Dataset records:
_ _ _ _

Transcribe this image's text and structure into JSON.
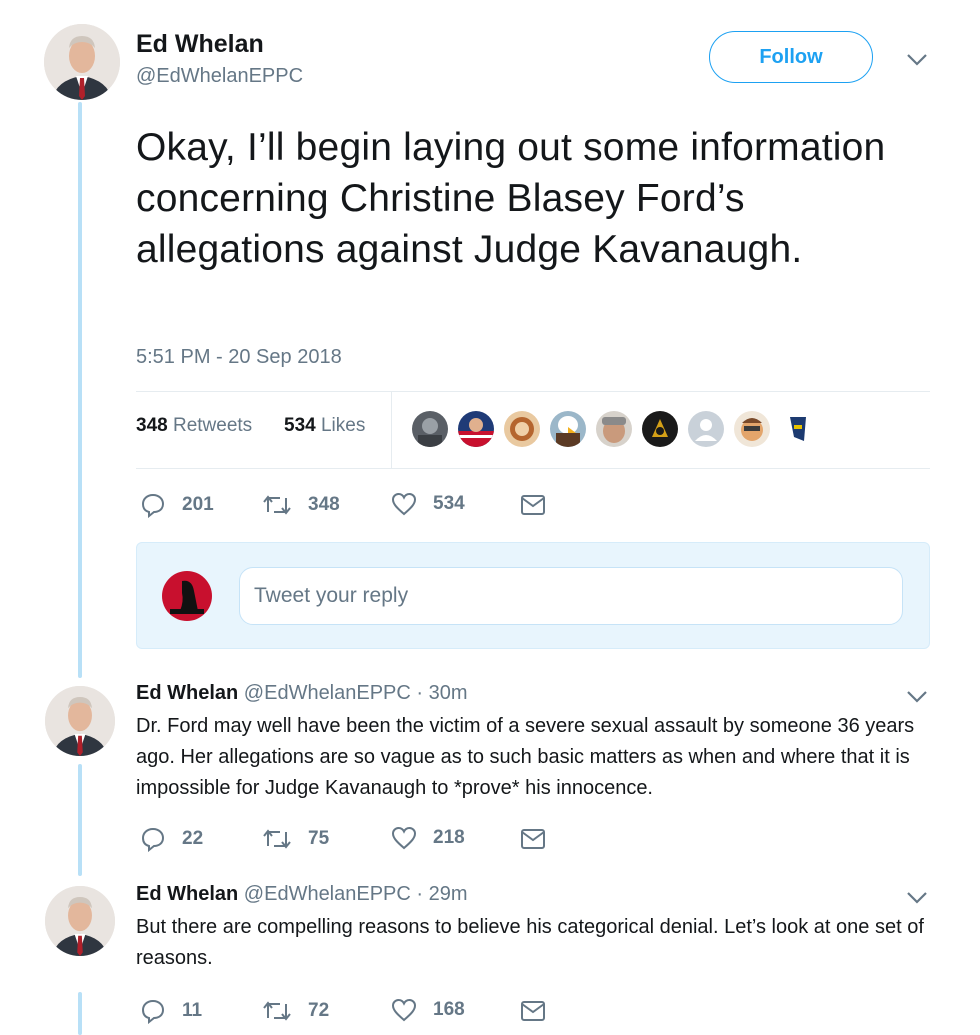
{
  "main_tweet": {
    "name": "Ed Whelan",
    "handle": "@EdWhelanEPPC",
    "follow_label": "Follow",
    "text": "Okay, I’ll begin laying out some information concerning Christine Blasey Ford’s allegations against Judge Kavanaugh.",
    "timestamp": "5:51 PM - 20 Sep 2018",
    "retweets_count": "348",
    "retweets_label": "Retweets",
    "likes_count": "534",
    "likes_label": "Likes",
    "actions": {
      "replies": "201",
      "retweets": "348",
      "likes": "534"
    }
  },
  "reply_box": {
    "placeholder": "Tweet your reply"
  },
  "replies": [
    {
      "name": "Ed Whelan",
      "handle": "@EdWhelanEPPC",
      "time": "· 30m",
      "text": "Dr. Ford may well have been the victim of a severe sexual assault by someone 36 years ago. Her allegations are so vague as to such basic matters as when and where that it is impossible for Judge Kavanaugh to *prove* his innocence.",
      "actions": {
        "replies": "22",
        "retweets": "75",
        "likes": "218"
      }
    },
    {
      "name": "Ed Whelan",
      "handle": "@EdWhelanEPPC",
      "time": "· 29m",
      "text": "But there are compelling reasons to believe his categorical denial. Let’s look at one set of reasons.",
      "actions": {
        "replies": "11",
        "retweets": "72",
        "likes": "168"
      }
    }
  ],
  "colors": {
    "accent": "#1da1f2",
    "muted": "#657786",
    "thread": "#b8e0f7"
  },
  "icons": [
    "reply-icon",
    "retweet-icon",
    "like-icon",
    "message-icon",
    "chevron-down-icon"
  ]
}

_ _ _ _

Reproduce the material in full, word for word, and omit the pictures.

Transcribe this image's text and structure into JSON.
{
  "main_tweet": {
    "name": "Ed Whelan",
    "handle": "@EdWhelanEPPC",
    "follow_label": "Follow",
    "text": "Okay, I’ll begin laying out some information concerning Christine Blasey Ford’s allegations against Judge Kavanaugh.",
    "timestamp": "5:51 PM - 20 Sep 2018",
    "retweets_count": "348",
    "retweets_label": "Retweets",
    "likes_count": "534",
    "likes_label": "Likes",
    "actions": {
      "replies": "201",
      "retweets": "348",
      "likes": "534"
    }
  },
  "reply_box": {
    "placeholder": "Tweet your reply"
  },
  "replies": [
    {
      "name": "Ed Whelan",
      "handle": "@EdWhelanEPPC",
      "time": "· 30m",
      "text": "Dr. Ford may well have been the victim of a severe sexual assault by someone 36 years ago. Her allegations are so vague as to such basic matters as when and where that it is impossible for Judge Kavanaugh to *prove* his innocence.",
      "actions": {
        "replies": "22",
        "retweets": "75",
        "likes": "218"
      }
    },
    {
      "name": "Ed Whelan",
      "handle": "@EdWhelanEPPC",
      "time": "· 29m",
      "text": "But there are compelling reasons to believe his categorical denial. Let’s look at one set of reasons.",
      "actions": {
        "replies": "11",
        "retweets": "72",
        "likes": "168"
      }
    }
  ],
  "colors": {
    "accent": "#1da1f2",
    "muted": "#657786",
    "thread": "#b8e0f7"
  },
  "icons": [
    "reply-icon",
    "retweet-icon",
    "like-icon",
    "message-icon",
    "chevron-down-icon"
  ]
}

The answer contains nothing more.